_Short task_
Show every line containing "page" by copying it.

_Supplied data_
* start *

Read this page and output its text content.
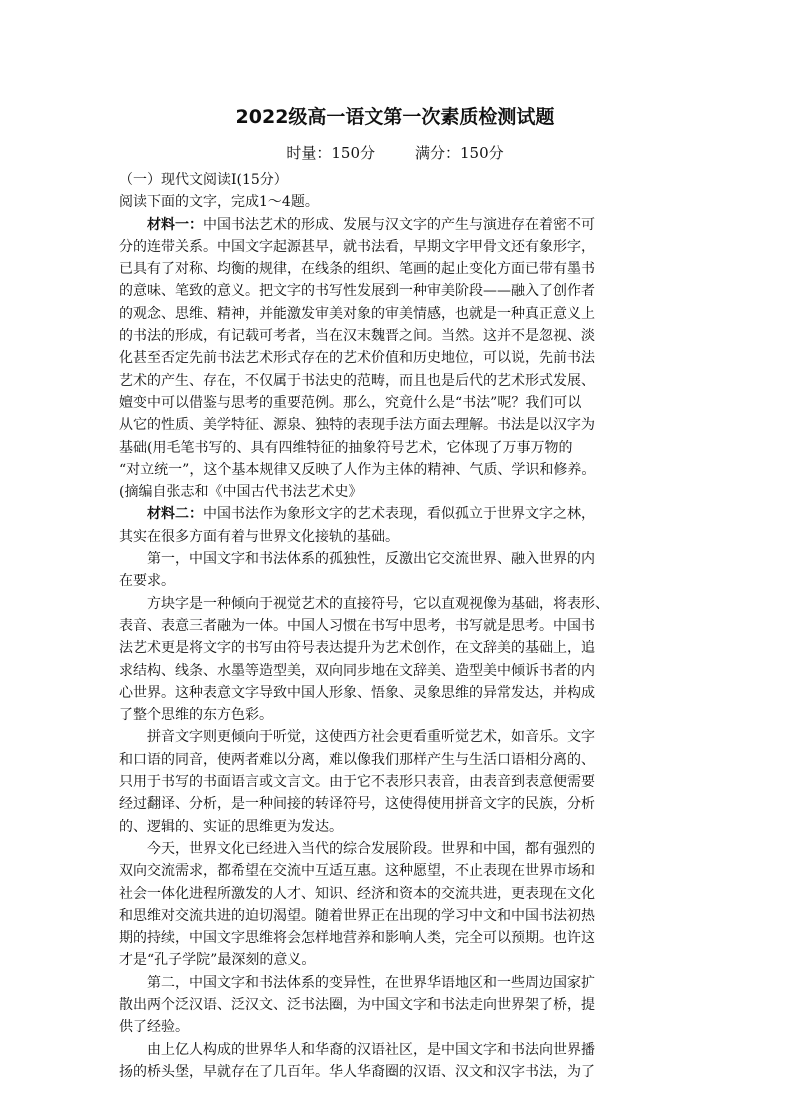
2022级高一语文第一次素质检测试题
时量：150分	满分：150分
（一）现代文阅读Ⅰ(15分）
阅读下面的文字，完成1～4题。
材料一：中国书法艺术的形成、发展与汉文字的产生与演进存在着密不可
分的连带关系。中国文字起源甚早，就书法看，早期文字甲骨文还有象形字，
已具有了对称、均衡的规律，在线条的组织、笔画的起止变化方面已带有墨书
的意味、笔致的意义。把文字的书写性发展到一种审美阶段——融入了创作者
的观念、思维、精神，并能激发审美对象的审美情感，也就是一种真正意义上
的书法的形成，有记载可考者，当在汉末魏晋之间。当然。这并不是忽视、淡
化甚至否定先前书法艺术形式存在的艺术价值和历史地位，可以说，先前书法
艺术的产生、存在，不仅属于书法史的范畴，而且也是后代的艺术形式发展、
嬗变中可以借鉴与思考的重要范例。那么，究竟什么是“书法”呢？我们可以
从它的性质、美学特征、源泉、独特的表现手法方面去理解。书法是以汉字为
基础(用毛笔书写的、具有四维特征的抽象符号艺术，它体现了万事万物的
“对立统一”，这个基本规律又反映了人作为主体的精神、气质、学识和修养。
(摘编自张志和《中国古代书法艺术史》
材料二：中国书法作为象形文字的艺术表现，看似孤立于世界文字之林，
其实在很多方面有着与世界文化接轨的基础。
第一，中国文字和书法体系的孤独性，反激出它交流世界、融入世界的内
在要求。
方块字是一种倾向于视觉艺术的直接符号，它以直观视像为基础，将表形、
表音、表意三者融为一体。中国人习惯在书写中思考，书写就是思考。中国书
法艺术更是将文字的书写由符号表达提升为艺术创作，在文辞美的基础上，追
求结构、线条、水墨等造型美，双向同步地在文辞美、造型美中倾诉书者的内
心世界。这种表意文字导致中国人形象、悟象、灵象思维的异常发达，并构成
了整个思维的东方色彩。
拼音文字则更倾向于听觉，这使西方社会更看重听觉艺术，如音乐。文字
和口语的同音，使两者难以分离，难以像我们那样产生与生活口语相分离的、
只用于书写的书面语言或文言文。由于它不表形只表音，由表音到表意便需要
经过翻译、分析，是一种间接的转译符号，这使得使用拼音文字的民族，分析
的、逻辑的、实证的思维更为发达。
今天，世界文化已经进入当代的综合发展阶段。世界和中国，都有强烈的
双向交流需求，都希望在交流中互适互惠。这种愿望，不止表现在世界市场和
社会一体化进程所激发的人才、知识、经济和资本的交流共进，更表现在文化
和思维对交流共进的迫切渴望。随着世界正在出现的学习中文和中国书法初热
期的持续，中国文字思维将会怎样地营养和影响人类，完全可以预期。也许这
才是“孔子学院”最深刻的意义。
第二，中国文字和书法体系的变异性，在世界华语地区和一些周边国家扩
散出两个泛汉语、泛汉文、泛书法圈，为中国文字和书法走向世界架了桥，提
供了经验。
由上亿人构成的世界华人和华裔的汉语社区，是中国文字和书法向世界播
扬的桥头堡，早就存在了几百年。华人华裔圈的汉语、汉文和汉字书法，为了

* end *
* start *

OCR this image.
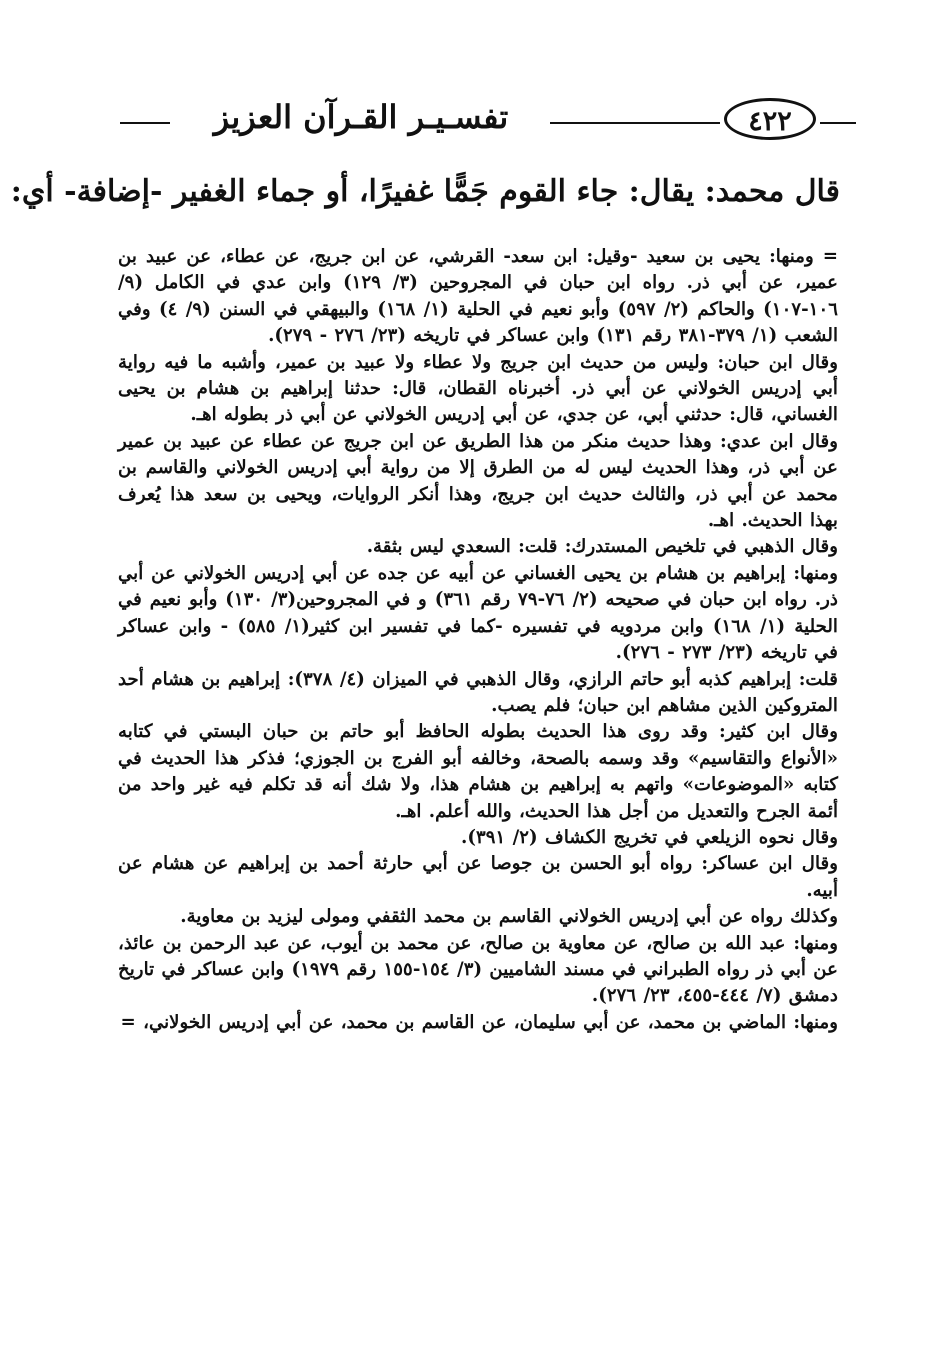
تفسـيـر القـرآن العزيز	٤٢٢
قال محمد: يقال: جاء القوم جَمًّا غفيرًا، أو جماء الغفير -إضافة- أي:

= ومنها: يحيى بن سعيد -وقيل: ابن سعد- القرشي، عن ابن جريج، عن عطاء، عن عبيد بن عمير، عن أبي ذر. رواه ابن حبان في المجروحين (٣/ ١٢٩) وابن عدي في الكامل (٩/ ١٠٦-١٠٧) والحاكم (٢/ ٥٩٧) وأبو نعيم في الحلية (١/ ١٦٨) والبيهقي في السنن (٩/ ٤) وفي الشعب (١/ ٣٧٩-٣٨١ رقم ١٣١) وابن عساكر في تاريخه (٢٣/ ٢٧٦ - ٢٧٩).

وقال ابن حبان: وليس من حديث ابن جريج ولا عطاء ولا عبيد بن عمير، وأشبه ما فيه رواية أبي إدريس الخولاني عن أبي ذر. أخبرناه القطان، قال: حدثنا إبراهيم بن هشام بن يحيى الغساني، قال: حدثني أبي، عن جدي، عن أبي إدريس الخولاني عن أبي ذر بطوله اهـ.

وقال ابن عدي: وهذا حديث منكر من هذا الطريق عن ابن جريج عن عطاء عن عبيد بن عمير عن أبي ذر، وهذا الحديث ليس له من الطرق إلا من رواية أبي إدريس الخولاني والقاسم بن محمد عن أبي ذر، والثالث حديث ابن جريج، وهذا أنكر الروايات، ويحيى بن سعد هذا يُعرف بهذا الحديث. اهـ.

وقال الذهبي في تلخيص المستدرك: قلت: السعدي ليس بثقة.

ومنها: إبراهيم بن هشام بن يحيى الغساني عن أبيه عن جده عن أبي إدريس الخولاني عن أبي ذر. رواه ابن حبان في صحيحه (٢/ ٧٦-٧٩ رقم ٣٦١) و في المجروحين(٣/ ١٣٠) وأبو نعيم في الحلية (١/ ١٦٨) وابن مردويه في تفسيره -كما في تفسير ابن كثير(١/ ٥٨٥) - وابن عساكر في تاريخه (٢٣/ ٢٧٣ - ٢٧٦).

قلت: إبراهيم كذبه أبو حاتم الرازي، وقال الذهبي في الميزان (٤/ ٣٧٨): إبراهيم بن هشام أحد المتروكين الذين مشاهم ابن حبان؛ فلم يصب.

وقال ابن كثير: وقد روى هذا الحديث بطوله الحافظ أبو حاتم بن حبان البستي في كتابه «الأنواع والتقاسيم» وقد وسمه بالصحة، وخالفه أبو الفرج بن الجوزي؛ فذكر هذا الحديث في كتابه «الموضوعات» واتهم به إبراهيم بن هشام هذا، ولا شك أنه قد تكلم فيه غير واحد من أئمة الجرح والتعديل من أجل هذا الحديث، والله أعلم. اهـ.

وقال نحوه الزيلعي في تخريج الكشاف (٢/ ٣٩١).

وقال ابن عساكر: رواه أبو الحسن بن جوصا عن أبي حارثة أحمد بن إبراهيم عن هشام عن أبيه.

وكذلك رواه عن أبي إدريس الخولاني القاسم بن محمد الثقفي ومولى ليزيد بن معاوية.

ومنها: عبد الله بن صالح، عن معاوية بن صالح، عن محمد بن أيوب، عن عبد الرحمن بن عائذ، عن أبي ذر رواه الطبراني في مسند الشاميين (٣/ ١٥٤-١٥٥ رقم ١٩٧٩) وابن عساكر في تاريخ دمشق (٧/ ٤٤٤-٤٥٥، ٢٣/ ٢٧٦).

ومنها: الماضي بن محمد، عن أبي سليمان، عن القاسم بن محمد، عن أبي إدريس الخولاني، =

* end *
* start *

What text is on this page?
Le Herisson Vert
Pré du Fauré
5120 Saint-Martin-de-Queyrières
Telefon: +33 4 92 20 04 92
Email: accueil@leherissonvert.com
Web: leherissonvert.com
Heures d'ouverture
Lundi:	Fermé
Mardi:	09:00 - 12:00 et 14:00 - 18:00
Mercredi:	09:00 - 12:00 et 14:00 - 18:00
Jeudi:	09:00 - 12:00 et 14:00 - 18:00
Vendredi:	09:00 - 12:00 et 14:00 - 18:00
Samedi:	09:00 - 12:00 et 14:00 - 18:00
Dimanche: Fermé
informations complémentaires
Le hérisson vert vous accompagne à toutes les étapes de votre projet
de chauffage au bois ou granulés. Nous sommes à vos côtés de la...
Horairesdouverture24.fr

* end *

_Response for this exercise_
Read this page and output its text content.
What text is on this page?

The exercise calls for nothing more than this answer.